The problem: Will you quote only the lines starting at the one that contains "Extract all readable text from this page." and ending with the last line of the listing below, inclusive?

Entries:
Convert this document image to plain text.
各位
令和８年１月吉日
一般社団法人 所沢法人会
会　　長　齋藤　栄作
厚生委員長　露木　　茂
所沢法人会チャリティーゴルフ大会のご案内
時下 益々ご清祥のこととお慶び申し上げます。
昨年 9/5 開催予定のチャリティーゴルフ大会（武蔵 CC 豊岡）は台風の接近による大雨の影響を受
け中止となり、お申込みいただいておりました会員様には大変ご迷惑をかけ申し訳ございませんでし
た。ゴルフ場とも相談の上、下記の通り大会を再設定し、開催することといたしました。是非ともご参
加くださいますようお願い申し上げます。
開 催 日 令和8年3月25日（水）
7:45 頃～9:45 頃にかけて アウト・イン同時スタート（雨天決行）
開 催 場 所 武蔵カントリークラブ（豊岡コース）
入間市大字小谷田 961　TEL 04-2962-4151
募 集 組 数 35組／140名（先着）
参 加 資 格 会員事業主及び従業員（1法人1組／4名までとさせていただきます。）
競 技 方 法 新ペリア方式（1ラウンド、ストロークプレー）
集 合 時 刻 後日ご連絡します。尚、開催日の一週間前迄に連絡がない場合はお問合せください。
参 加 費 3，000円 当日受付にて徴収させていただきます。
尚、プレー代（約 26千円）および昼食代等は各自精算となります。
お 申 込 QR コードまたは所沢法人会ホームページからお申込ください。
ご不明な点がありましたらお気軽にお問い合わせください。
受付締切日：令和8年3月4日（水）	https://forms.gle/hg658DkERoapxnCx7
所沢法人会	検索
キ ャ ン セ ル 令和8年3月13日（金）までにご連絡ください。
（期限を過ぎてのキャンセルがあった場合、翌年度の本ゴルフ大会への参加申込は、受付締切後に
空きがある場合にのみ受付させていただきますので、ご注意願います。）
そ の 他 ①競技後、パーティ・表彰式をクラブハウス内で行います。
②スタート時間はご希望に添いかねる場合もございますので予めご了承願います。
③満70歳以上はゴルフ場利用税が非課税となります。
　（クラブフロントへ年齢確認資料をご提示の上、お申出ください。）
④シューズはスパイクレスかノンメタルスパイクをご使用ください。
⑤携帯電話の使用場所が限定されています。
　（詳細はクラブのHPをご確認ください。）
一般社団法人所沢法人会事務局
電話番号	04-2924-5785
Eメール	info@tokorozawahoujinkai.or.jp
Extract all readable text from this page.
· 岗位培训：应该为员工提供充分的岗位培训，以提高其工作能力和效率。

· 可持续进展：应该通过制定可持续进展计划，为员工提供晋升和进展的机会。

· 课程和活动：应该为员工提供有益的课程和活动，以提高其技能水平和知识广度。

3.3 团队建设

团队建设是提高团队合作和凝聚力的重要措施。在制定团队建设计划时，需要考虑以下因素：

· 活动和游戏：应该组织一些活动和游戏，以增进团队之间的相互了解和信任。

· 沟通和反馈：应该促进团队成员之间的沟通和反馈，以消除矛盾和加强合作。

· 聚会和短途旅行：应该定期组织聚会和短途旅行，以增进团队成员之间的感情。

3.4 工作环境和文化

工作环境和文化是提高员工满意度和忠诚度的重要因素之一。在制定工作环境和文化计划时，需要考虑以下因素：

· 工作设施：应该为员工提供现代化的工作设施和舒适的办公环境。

Result of this task:
Extract all readable text from this page.
· 岗位培训：应该为员工提供充分的岗位培训，以提高其工作能力和效率。

· 可持续进展：应该通过制定可持续进展计划，为员工提供晋升和进展的机会。

· 课程和活动：应该为员工提供有益的课程和活动，以提高其技能水平和知识广度。

3.3 团队建设

团队建设是提高团队合作和凝聚力的重要措施。在制定团队建设计划时，需要考虑以下因素：

· 活动和游戏：应该组织一些活动和游戏，以增进团队之间的相互了解和信任。

· 沟通和反馈：应该促进团队成员之间的沟通和反馈，以消除矛盾和加强合作。

· 聚会和短途旅行：应该定期组织聚会和短途旅行，以增进团队成员之间的感情。

3.4 工作环境和文化

工作环境和文化是提高员工满意度和忠诚度的重要因素之一。在制定工作环境和文化计划时，需要考虑以下因素：

· 工作设施：应该为员工提供现代化的工作设施和舒适的办公环境。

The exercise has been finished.